### Stored data entries
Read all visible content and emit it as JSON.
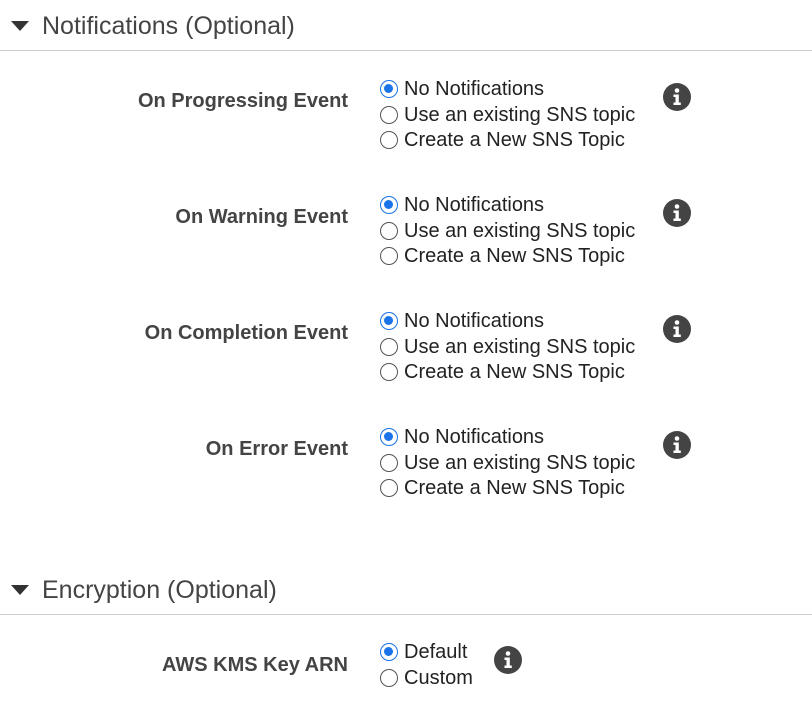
{
  "notifications": {
    "title": "Notifications (Optional)",
    "events": [
      {
        "label": "On Progressing Event",
        "options": [
          "No Notifications",
          "Use an existing SNS topic",
          "Create a New SNS Topic"
        ],
        "selected": 0
      },
      {
        "label": "On Warning Event",
        "options": [
          "No Notifications",
          "Use an existing SNS topic",
          "Create a New SNS Topic"
        ],
        "selected": 0
      },
      {
        "label": "On Completion Event",
        "options": [
          "No Notifications",
          "Use an existing SNS topic",
          "Create a New SNS Topic"
        ],
        "selected": 0
      },
      {
        "label": "On Error Event",
        "options": [
          "No Notifications",
          "Use an existing SNS topic",
          "Create a New SNS Topic"
        ],
        "selected": 0
      }
    ]
  },
  "encryption": {
    "title": "Encryption (Optional)",
    "kms": {
      "label": "AWS KMS Key ARN",
      "options": [
        "Default",
        "Custom"
      ],
      "selected": 0
    }
  },
  "colors": {
    "accent": "#1a73e8",
    "label_text": "#444444",
    "info_icon": "#444444"
  }
}
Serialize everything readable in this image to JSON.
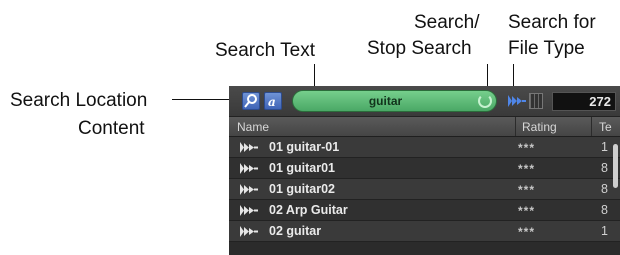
{
  "callouts": {
    "search_text": "Search Text",
    "search_stop_line1": "Search/",
    "search_stop_line2": "Stop Search",
    "file_type_line1": "Search for",
    "file_type_line2": "File Type",
    "location_line1": "Search Location",
    "location_line2": "Content"
  },
  "toolbar": {
    "location_icon": "magnifier-icon",
    "content_icon": "text-icon",
    "search_value": "guitar",
    "refresh_icon": "refresh-icon",
    "file_type_icon": "audio-waveform-icon",
    "view_icon": "grid-icon",
    "result_count": "272"
  },
  "columns": [
    "Name",
    "Rating",
    "Te"
  ],
  "rows": [
    {
      "name": "01 guitar-01",
      "rating": "***",
      "tempo": "1"
    },
    {
      "name": "01 guitar01",
      "rating": "***",
      "tempo": "8"
    },
    {
      "name": "01 guitar02",
      "rating": "***",
      "tempo": "8"
    },
    {
      "name": "02 Arp Guitar",
      "rating": "***",
      "tempo": "8"
    },
    {
      "name": "02 guitar",
      "rating": "***",
      "tempo": "1"
    }
  ],
  "colors": {
    "search_field": "#4aa866",
    "buttons": "#3f64b6",
    "panel_bg": "#2b2b2b"
  }
}
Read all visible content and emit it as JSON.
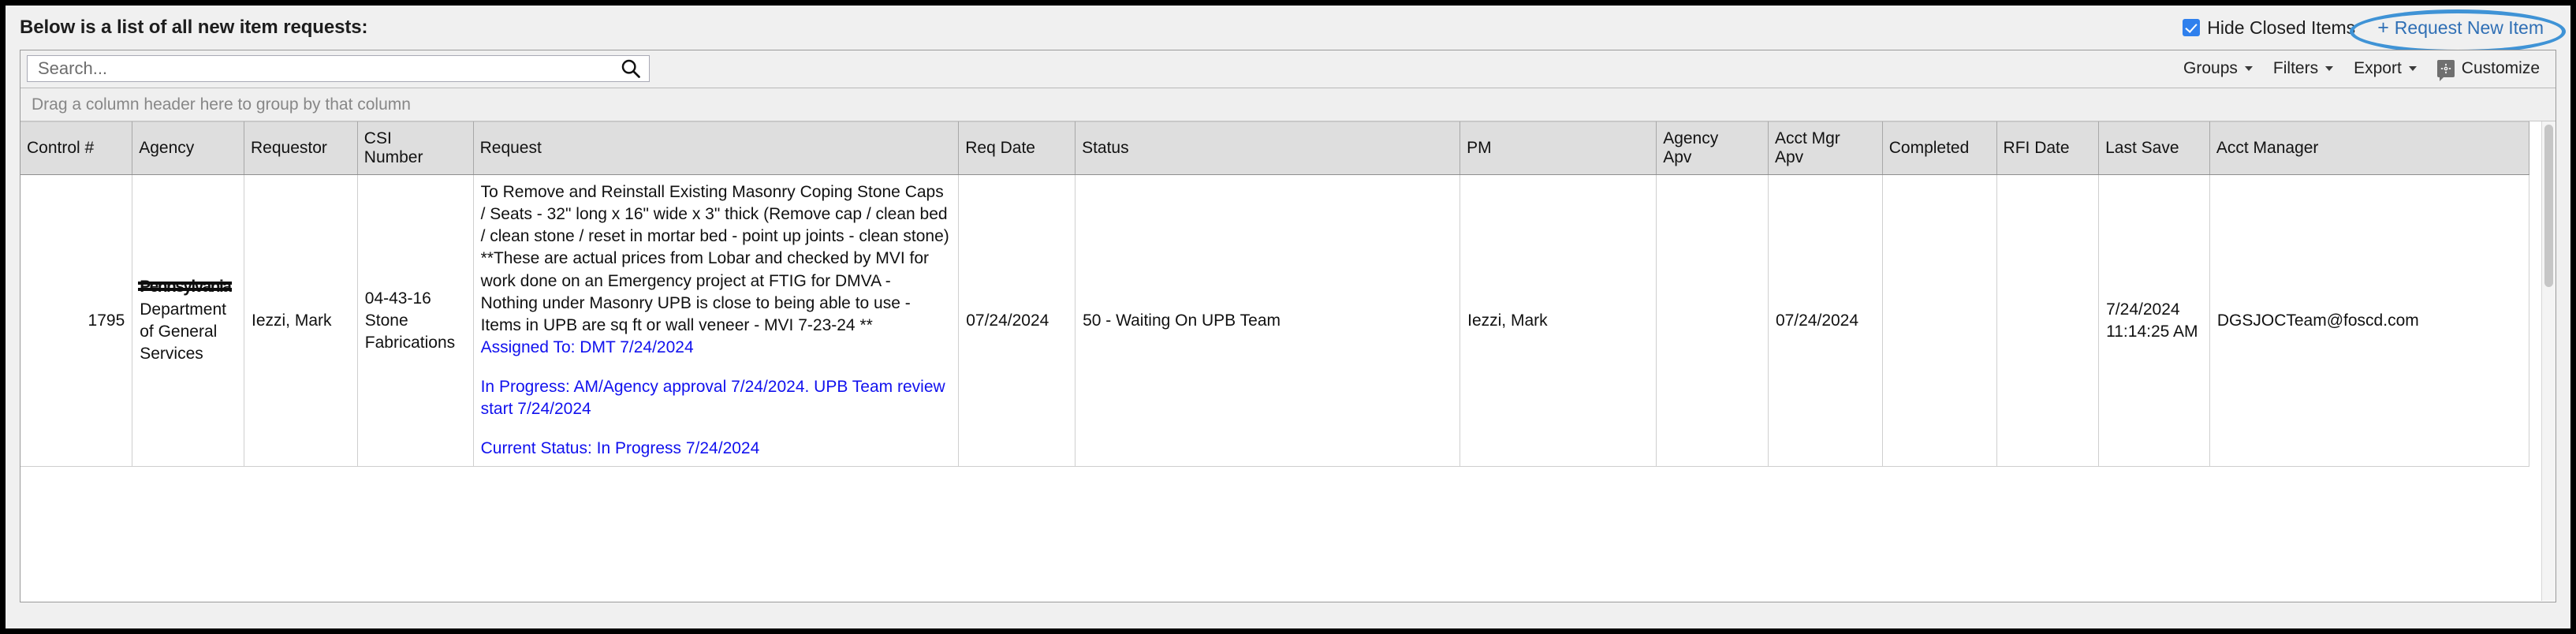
{
  "header": {
    "title": "Below is a list of all new item requests:",
    "hide_closed_label": "Hide Closed Items",
    "hide_closed_checked": true,
    "request_new_plus": "+",
    "request_new_label": "Request New Item",
    "annotation_color": "#3f93d6",
    "link_color": "#2f6fb5"
  },
  "toolbar": {
    "search_placeholder": "Search...",
    "search_value": "",
    "search_icon": "search-icon",
    "groups_label": "Groups",
    "filters_label": "Filters",
    "export_label": "Export",
    "customize_label": "Customize",
    "customize_icon": "gear-icon",
    "caret_icon": "chevron-down-icon"
  },
  "group_bar": {
    "hint": "Drag a column header here to group by that column"
  },
  "table": {
    "columns": [
      "Control #",
      "Agency",
      "Requestor",
      "CSI Number",
      "Request",
      "Req Date",
      "Status",
      "PM",
      "Agency Apv",
      "Acct Mgr Apv",
      "Completed",
      "RFI Date",
      "Last Save",
      "Acct Manager"
    ],
    "column_lines": [
      [
        "Control #"
      ],
      [
        "Agency"
      ],
      [
        "Requestor"
      ],
      [
        "CSI",
        "Number"
      ],
      [
        "Request"
      ],
      [
        "Req Date"
      ],
      [
        "Status"
      ],
      [
        "PM"
      ],
      [
        "Agency",
        "Apv"
      ],
      [
        "Acct Mgr",
        "Apv"
      ],
      [
        "Completed"
      ],
      [
        "RFI Date"
      ],
      [
        "Last Save"
      ],
      [
        "Acct Manager"
      ]
    ],
    "rows": [
      {
        "control_number": "1795",
        "agency_redacted": "Pennsylvania",
        "agency": "Department of General Services",
        "requestor": "Iezzi, Mark",
        "csi_number": "04-43-16 Stone Fabrications",
        "request_body": "To Remove and Reinstall Existing Masonry Coping Stone Caps / Seats - 32\" long x 16\" wide x 3\" thick (Remove cap / clean bed / clean stone / reset in mortar bed - point up joints - clean stone) **These are actual prices from Lobar and checked by MVI for work done on an Emergency project at FTIG for DMVA - Nothing under Masonry UPB is close to being able to use - Items in UPB are sq ft or wall veneer - MVI 7-23-24 **",
        "request_assigned": "Assigned To: DMT 7/24/2024",
        "request_in_progress": "In Progress: AM/Agency approval 7/24/2024. UPB Team review start 7/24/2024",
        "request_current_status": "Current Status: In Progress 7/24/2024",
        "req_date": "07/24/2024",
        "status": "50 - Waiting On UPB Team",
        "pm": "Iezzi, Mark",
        "agency_apv": "",
        "acct_mgr_apv": "07/24/2024",
        "completed": "",
        "rfi_date": "",
        "last_save": "7/24/2024 11:14:25 AM",
        "acct_manager": "DGSJOCTeam@foscd.com"
      }
    ]
  }
}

### PROBLEM DESCRIPTION
Omit pictures; set down the rest of the material word for word.

### RESPONSE TO THIS EXERCISE
Read all visible content and emit it as JSON.
{
  "notifications": {
    "title": "Notifications (Optional)",
    "events": [
      {
        "label": "On Progressing Event",
        "options": [
          "No Notifications",
          "Use an existing SNS topic",
          "Create a New SNS Topic"
        ],
        "selected": 0
      },
      {
        "label": "On Warning Event",
        "options": [
          "No Notifications",
          "Use an existing SNS topic",
          "Create a New SNS Topic"
        ],
        "selected": 0
      },
      {
        "label": "On Completion Event",
        "options": [
          "No Notifications",
          "Use an existing SNS topic",
          "Create a New SNS Topic"
        ],
        "selected": 0
      },
      {
        "label": "On Error Event",
        "options": [
          "No Notifications",
          "Use an existing SNS topic",
          "Create a New SNS Topic"
        ],
        "selected": 0
      }
    ]
  },
  "encryption": {
    "title": "Encryption (Optional)",
    "kms": {
      "label": "AWS KMS Key ARN",
      "options": [
        "Default",
        "Custom"
      ],
      "selected": 0
    }
  },
  "colors": {
    "accent": "#1a73e8",
    "label_text": "#444444",
    "info_icon": "#444444"
  }
}
Serialize everything readable in this image to JSON.
{
  "callouts": {
    "search_text": "Search Text",
    "search_stop_line1": "Search/",
    "search_stop_line2": "Stop Search",
    "file_type_line1": "Search for",
    "file_type_line2": "File Type",
    "location_line1": "Search Location",
    "location_line2": "Content"
  },
  "toolbar": {
    "location_icon": "magnifier-icon",
    "content_icon": "text-icon",
    "search_value": "guitar",
    "refresh_icon": "refresh-icon",
    "file_type_icon": "audio-waveform-icon",
    "view_icon": "grid-icon",
    "result_count": "272"
  },
  "columns": [
    "Name",
    "Rating",
    "Te"
  ],
  "rows": [
    {
      "name": "01 guitar-01",
      "rating": "***",
      "tempo": "1"
    },
    {
      "name": "01 guitar01",
      "rating": "***",
      "tempo": "8"
    },
    {
      "name": "01 guitar02",
      "rating": "***",
      "tempo": "8"
    },
    {
      "name": "02 Arp Guitar",
      "rating": "***",
      "tempo": "8"
    },
    {
      "name": "02 guitar",
      "rating": "***",
      "tempo": "1"
    }
  ],
  "colors": {
    "search_field": "#4aa866",
    "buttons": "#3f64b6",
    "panel_bg": "#2b2b2b"
  }
}
Read all visible content and emit it as JSON.
{
  "header": {
    "title": "Below is a list of all new item requests:",
    "hide_closed_label": "Hide Closed Items",
    "hide_closed_checked": true,
    "request_new_plus": "+",
    "request_new_label": "Request New Item",
    "annotation_color": "#3f93d6",
    "link_color": "#2f6fb5"
  },
  "toolbar": {
    "search_placeholder": "Search...",
    "search_value": "",
    "search_icon": "search-icon",
    "groups_label": "Groups",
    "filters_label": "Filters",
    "export_label": "Export",
    "customize_label": "Customize",
    "customize_icon": "gear-icon",
    "caret_icon": "chevron-down-icon"
  },
  "group_bar": {
    "hint": "Drag a column header here to group by that column"
  },
  "table": {
    "columns": [
      "Control #",
      "Agency",
      "Requestor",
      "CSI Number",
      "Request",
      "Req Date",
      "Status",
      "PM",
      "Agency Apv",
      "Acct Mgr Apv",
      "Completed",
      "RFI Date",
      "Last Save",
      "Acct Manager"
    ],
    "column_lines": [
      [
        "Control #"
      ],
      [
        "Agency"
      ],
      [
        "Requestor"
      ],
      [
        "CSI",
        "Number"
      ],
      [
        "Request"
      ],
      [
        "Req Date"
      ],
      [
        "Status"
      ],
      [
        "PM"
      ],
      [
        "Agency",
        "Apv"
      ],
      [
        "Acct Mgr",
        "Apv"
      ],
      [
        "Completed"
      ],
      [
        "RFI Date"
      ],
      [
        "Last Save"
      ],
      [
        "Acct Manager"
      ]
    ],
    "rows": [
      {
        "control_number": "1795",
        "agency_redacted": "Pennsylvania",
        "agency": "Department of General Services",
        "requestor": "Iezzi, Mark",
        "csi_number": "04-43-16 Stone Fabrications",
        "request_body": "To Remove and Reinstall Existing Masonry Coping Stone Caps / Seats - 32\" long x 16\" wide x 3\" thick (Remove cap / clean bed / clean stone / reset in mortar bed - point up joints - clean stone) **These are actual prices from Lobar and checked by MVI for work done on an Emergency project at FTIG for DMVA - Nothing under Masonry UPB is close to being able to use - Items in UPB are sq ft or wall veneer - MVI 7-23-24 **",
        "request_assigned": "Assigned To: DMT 7/24/2024",
        "request_in_progress": "In Progress: AM/Agency approval 7/24/2024. UPB Team review start 7/24/2024",
        "request_current_status": "Current Status: In Progress 7/24/2024",
        "req_date": "07/24/2024",
        "status": "50 - Waiting On UPB Team",
        "pm": "Iezzi, Mark",
        "agency_apv": "",
        "acct_mgr_apv": "07/24/2024",
        "completed": "",
        "rfi_date": "",
        "last_save": "7/24/2024 11:14:25 AM",
        "acct_manager": "DGSJOCTeam@foscd.com"
      }
    ]
  }
}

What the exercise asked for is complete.